## Stored data
=-=-=-=-=
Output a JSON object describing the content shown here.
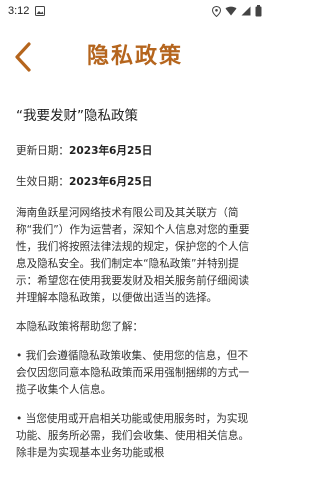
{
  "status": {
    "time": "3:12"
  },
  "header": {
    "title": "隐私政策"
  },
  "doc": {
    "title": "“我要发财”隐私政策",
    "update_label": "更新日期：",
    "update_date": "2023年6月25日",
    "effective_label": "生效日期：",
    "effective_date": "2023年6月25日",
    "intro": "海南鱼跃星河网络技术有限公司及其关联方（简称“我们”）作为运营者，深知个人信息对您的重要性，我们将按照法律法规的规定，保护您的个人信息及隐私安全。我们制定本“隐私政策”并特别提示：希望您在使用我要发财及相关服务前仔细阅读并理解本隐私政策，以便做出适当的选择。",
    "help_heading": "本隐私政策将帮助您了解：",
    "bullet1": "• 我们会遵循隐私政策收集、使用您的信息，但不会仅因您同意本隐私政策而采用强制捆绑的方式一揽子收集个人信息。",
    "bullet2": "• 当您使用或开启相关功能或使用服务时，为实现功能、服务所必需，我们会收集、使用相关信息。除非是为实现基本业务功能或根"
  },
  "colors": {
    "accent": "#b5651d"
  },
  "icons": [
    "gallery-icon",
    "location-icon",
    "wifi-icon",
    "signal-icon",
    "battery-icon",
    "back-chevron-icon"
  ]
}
=-=-=-=-=
Reproduce the full listing faithfully, but do not carry over any pictures.

Output a JSON object describing the content shown here.
{
  "status": {
    "time": "3:12"
  },
  "header": {
    "title": "隐私政策"
  },
  "doc": {
    "title": "“我要发财”隐私政策",
    "update_label": "更新日期：",
    "update_date": "2023年6月25日",
    "effective_label": "生效日期：",
    "effective_date": "2023年6月25日",
    "intro": "海南鱼跃星河网络技术有限公司及其关联方（简称“我们”）作为运营者，深知个人信息对您的重要性，我们将按照法律法规的规定，保护您的个人信息及隐私安全。我们制定本“隐私政策”并特别提示：希望您在使用我要发财及相关服务前仔细阅读并理解本隐私政策，以便做出适当的选择。",
    "help_heading": "本隐私政策将帮助您了解：",
    "bullet1": "• 我们会遵循隐私政策收集、使用您的信息，但不会仅因您同意本隐私政策而采用强制捆绑的方式一揽子收集个人信息。",
    "bullet2": "• 当您使用或开启相关功能或使用服务时，为实现功能、服务所必需，我们会收集、使用相关信息。除非是为实现基本业务功能或根"
  },
  "colors": {
    "accent": "#b5651d"
  },
  "icons": [
    "gallery-icon",
    "location-icon",
    "wifi-icon",
    "signal-icon",
    "battery-icon",
    "back-chevron-icon"
  ]
}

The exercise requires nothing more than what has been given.